STATED PROBLEM
Give a verbatim copy of the lines below, minus the pictures.

(Stored records)
——
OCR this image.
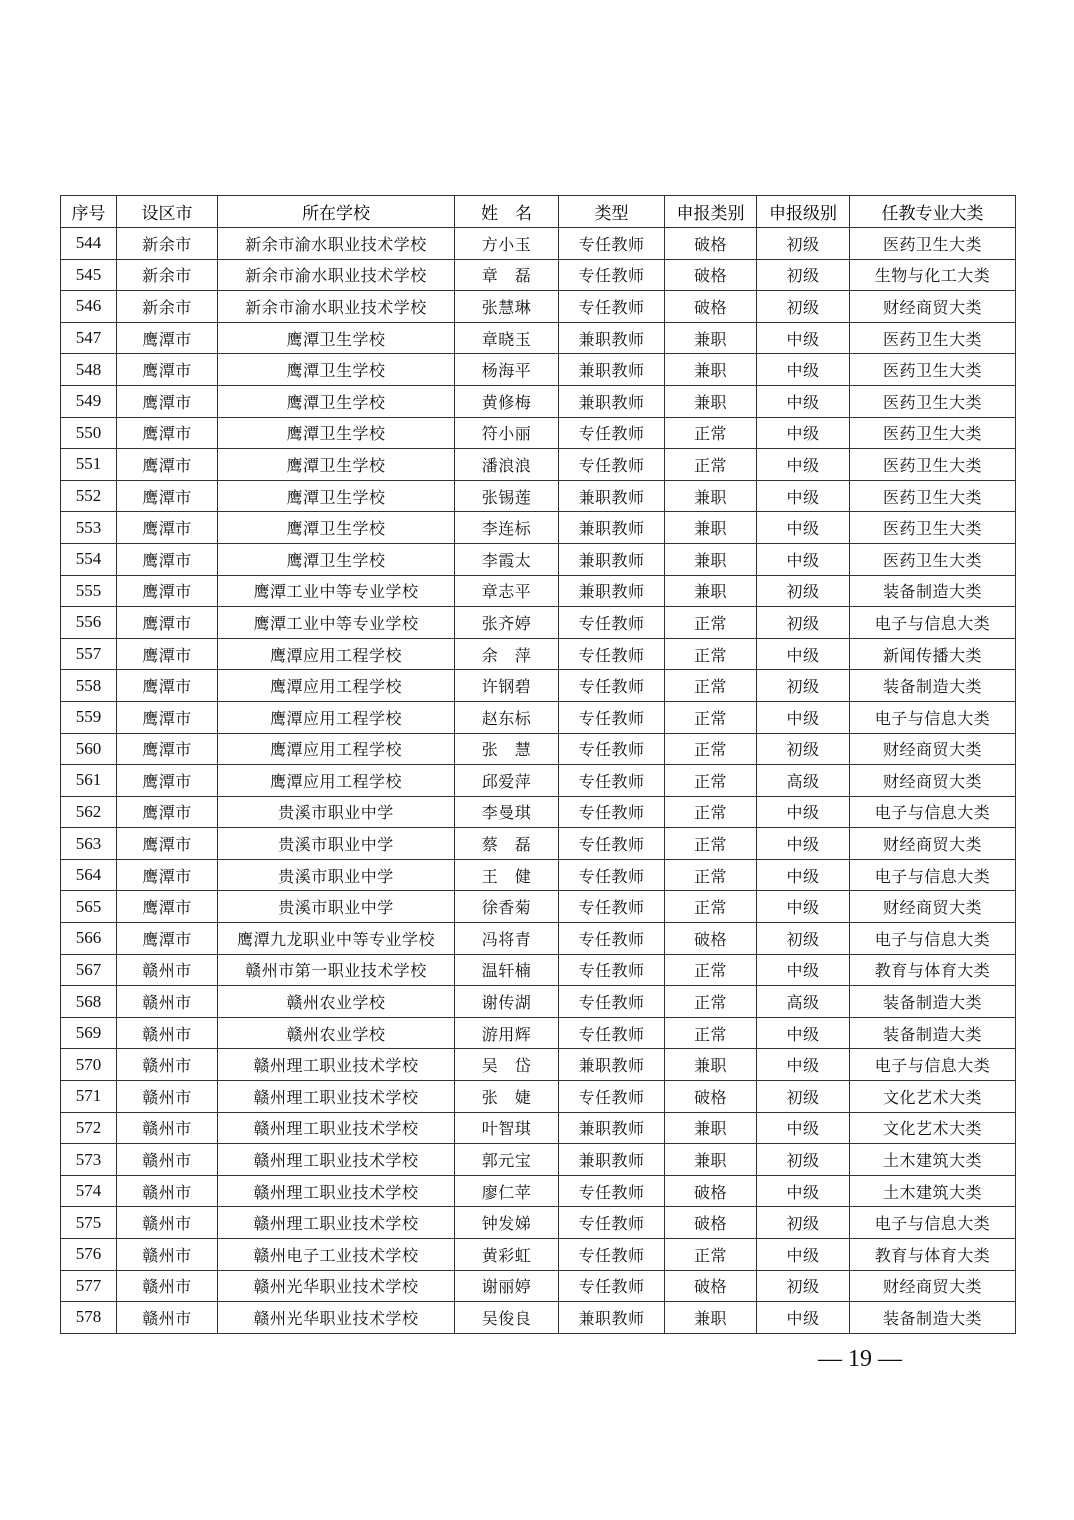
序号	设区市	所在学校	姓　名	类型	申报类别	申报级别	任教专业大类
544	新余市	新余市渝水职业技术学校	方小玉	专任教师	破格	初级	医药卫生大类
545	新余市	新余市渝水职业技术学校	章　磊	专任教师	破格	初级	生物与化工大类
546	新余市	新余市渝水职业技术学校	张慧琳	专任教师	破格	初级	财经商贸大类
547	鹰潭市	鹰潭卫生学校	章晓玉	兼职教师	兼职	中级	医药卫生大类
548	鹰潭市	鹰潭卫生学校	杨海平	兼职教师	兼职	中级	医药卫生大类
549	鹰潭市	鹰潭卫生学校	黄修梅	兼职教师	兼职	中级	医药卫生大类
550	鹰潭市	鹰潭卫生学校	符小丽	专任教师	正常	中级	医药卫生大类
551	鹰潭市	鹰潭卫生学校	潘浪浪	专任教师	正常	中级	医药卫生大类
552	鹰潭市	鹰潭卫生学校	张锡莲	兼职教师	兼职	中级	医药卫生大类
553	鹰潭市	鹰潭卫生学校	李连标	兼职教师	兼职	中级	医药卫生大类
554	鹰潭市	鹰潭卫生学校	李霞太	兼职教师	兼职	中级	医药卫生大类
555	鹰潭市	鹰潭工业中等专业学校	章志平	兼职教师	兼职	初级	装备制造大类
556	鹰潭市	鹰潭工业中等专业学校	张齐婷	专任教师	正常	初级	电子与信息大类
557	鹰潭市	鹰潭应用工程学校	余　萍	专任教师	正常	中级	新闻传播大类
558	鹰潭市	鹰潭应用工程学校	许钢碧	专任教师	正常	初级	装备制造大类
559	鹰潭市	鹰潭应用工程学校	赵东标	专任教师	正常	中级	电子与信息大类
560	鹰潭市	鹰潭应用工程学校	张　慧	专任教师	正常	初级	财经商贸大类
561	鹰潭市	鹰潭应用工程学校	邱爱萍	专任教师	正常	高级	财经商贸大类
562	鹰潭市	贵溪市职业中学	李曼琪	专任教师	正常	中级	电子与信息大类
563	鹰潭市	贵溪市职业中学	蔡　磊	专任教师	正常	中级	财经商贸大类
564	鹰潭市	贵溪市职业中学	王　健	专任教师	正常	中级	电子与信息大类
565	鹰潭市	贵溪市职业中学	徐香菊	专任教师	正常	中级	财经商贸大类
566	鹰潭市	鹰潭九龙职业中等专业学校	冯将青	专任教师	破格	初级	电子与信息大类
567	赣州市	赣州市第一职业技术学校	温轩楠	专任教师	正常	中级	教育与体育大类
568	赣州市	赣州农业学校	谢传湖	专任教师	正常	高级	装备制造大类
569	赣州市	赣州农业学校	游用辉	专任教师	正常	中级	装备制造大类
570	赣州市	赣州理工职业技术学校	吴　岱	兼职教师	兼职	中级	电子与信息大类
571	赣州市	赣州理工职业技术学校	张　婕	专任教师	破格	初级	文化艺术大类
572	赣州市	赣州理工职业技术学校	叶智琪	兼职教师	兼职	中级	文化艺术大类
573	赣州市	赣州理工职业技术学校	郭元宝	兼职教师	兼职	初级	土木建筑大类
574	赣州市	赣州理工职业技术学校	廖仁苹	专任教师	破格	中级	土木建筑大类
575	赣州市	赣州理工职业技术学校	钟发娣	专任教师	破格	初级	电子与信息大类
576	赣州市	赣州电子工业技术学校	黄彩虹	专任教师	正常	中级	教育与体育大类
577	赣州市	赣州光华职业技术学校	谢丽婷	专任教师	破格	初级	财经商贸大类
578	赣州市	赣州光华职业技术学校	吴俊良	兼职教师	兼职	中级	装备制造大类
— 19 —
——
ANSWER FOR THIS EXERCISE
OCR this image.
序号	设区市	所在学校	姓　名	类型	申报类别	申报级别	任教专业大类
544	新余市	新余市渝水职业技术学校	方小玉	专任教师	破格	初级	医药卫生大类
545	新余市	新余市渝水职业技术学校	章　磊	专任教师	破格	初级	生物与化工大类
546	新余市	新余市渝水职业技术学校	张慧琳	专任教师	破格	初级	财经商贸大类
547	鹰潭市	鹰潭卫生学校	章晓玉	兼职教师	兼职	中级	医药卫生大类
548	鹰潭市	鹰潭卫生学校	杨海平	兼职教师	兼职	中级	医药卫生大类
549	鹰潭市	鹰潭卫生学校	黄修梅	兼职教师	兼职	中级	医药卫生大类
550	鹰潭市	鹰潭卫生学校	符小丽	专任教师	正常	中级	医药卫生大类
551	鹰潭市	鹰潭卫生学校	潘浪浪	专任教师	正常	中级	医药卫生大类
552	鹰潭市	鹰潭卫生学校	张锡莲	兼职教师	兼职	中级	医药卫生大类
553	鹰潭市	鹰潭卫生学校	李连标	兼职教师	兼职	中级	医药卫生大类
554	鹰潭市	鹰潭卫生学校	李霞太	兼职教师	兼职	中级	医药卫生大类
555	鹰潭市	鹰潭工业中等专业学校	章志平	兼职教师	兼职	初级	装备制造大类
556	鹰潭市	鹰潭工业中等专业学校	张齐婷	专任教师	正常	初级	电子与信息大类
557	鹰潭市	鹰潭应用工程学校	余　萍	专任教师	正常	中级	新闻传播大类
558	鹰潭市	鹰潭应用工程学校	许钢碧	专任教师	正常	初级	装备制造大类
559	鹰潭市	鹰潭应用工程学校	赵东标	专任教师	正常	中级	电子与信息大类
560	鹰潭市	鹰潭应用工程学校	张　慧	专任教师	正常	初级	财经商贸大类
561	鹰潭市	鹰潭应用工程学校	邱爱萍	专任教师	正常	高级	财经商贸大类
562	鹰潭市	贵溪市职业中学	李曼琪	专任教师	正常	中级	电子与信息大类
563	鹰潭市	贵溪市职业中学	蔡　磊	专任教师	正常	中级	财经商贸大类
564	鹰潭市	贵溪市职业中学	王　健	专任教师	正常	中级	电子与信息大类
565	鹰潭市	贵溪市职业中学	徐香菊	专任教师	正常	中级	财经商贸大类
566	鹰潭市	鹰潭九龙职业中等专业学校	冯将青	专任教师	破格	初级	电子与信息大类
567	赣州市	赣州市第一职业技术学校	温轩楠	专任教师	正常	中级	教育与体育大类
568	赣州市	赣州农业学校	谢传湖	专任教师	正常	高级	装备制造大类
569	赣州市	赣州农业学校	游用辉	专任教师	正常	中级	装备制造大类
570	赣州市	赣州理工职业技术学校	吴　岱	兼职教师	兼职	中级	电子与信息大类
571	赣州市	赣州理工职业技术学校	张　婕	专任教师	破格	初级	文化艺术大类
572	赣州市	赣州理工职业技术学校	叶智琪	兼职教师	兼职	中级	文化艺术大类
573	赣州市	赣州理工职业技术学校	郭元宝	兼职教师	兼职	初级	土木建筑大类
574	赣州市	赣州理工职业技术学校	廖仁苹	专任教师	破格	中级	土木建筑大类
575	赣州市	赣州理工职业技术学校	钟发娣	专任教师	破格	初级	电子与信息大类
576	赣州市	赣州电子工业技术学校	黄彩虹	专任教师	正常	中级	教育与体育大类
577	赣州市	赣州光华职业技术学校	谢丽婷	专任教师	破格	初级	财经商贸大类
578	赣州市	赣州光华职业技术学校	吴俊良	兼职教师	兼职	中级	装备制造大类
— 19 —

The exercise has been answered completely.